* Objective *
Transcribe the records below exactly, leaving out any pictures.

— Start Rows —

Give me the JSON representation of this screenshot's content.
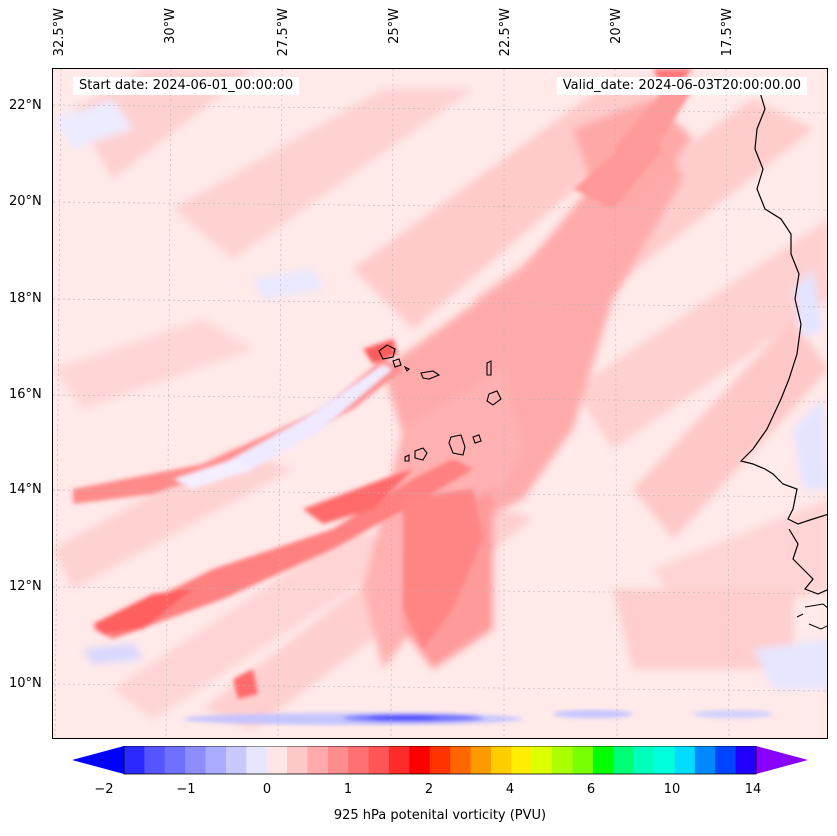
{
  "header": {
    "start_date": "Start date: 2024-06-01_00:00:00",
    "valid_date": "Valid_date: 2024-06-03T20:00:00.00"
  },
  "axes": {
    "longitude_labels": [
      "32.5°W",
      "30°W",
      "27.5°W",
      "25°W",
      "22.5°W",
      "20°W",
      "17.5°W"
    ],
    "latitude_labels": [
      "22°N",
      "20°N",
      "18°N",
      "16°N",
      "14°N",
      "12°N",
      "10°N"
    ]
  },
  "colorbar": {
    "label": "925 hPa potenital vorticity (PVU)",
    "tick_labels": [
      "−2",
      "−1",
      "0",
      "1",
      "2",
      "4",
      "6",
      "10",
      "14"
    ],
    "colors": [
      "#0000ff",
      "#2a2aff",
      "#5555ff",
      "#7070ff",
      "#8d8dff",
      "#aaaaff",
      "#c8c8ff",
      "#e6e6ff",
      "#ffe6e6",
      "#ffc8c8",
      "#ffaaaa",
      "#ff8d8d",
      "#ff7070",
      "#ff5555",
      "#ff2a2a",
      "#ff0000",
      "#ff3300",
      "#ff6600",
      "#ff9900",
      "#ffcc00",
      "#ffee00",
      "#ddff00",
      "#aaff00",
      "#77ff00",
      "#00ff00",
      "#00ff77",
      "#00ffbb",
      "#00ffdd",
      "#00ddff",
      "#0088ff",
      "#0044ff",
      "#2200ff",
      "#8800ff"
    ]
  },
  "map": {
    "background_color": "#ffe9e9",
    "coastline_color": "#000000"
  }
}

— End Rows —

* Task output *
Give me the JSON representation of this screenshot's content.
{
  "header": {
    "start_date": "Start date: 2024-06-01_00:00:00",
    "valid_date": "Valid_date: 2024-06-03T20:00:00.00"
  },
  "axes": {
    "longitude_labels": [
      "32.5°W",
      "30°W",
      "27.5°W",
      "25°W",
      "22.5°W",
      "20°W",
      "17.5°W"
    ],
    "latitude_labels": [
      "22°N",
      "20°N",
      "18°N",
      "16°N",
      "14°N",
      "12°N",
      "10°N"
    ]
  },
  "colorbar": {
    "label": "925 hPa potenital vorticity (PVU)",
    "tick_labels": [
      "−2",
      "−1",
      "0",
      "1",
      "2",
      "4",
      "6",
      "10",
      "14"
    ],
    "colors": [
      "#0000ff",
      "#2a2aff",
      "#5555ff",
      "#7070ff",
      "#8d8dff",
      "#aaaaff",
      "#c8c8ff",
      "#e6e6ff",
      "#ffe6e6",
      "#ffc8c8",
      "#ffaaaa",
      "#ff8d8d",
      "#ff7070",
      "#ff5555",
      "#ff2a2a",
      "#ff0000",
      "#ff3300",
      "#ff6600",
      "#ff9900",
      "#ffcc00",
      "#ffee00",
      "#ddff00",
      "#aaff00",
      "#77ff00",
      "#00ff00",
      "#00ff77",
      "#00ffbb",
      "#00ffdd",
      "#00ddff",
      "#0088ff",
      "#0044ff",
      "#2200ff",
      "#8800ff"
    ]
  },
  "map": {
    "background_color": "#ffe9e9",
    "coastline_color": "#000000"
  }
}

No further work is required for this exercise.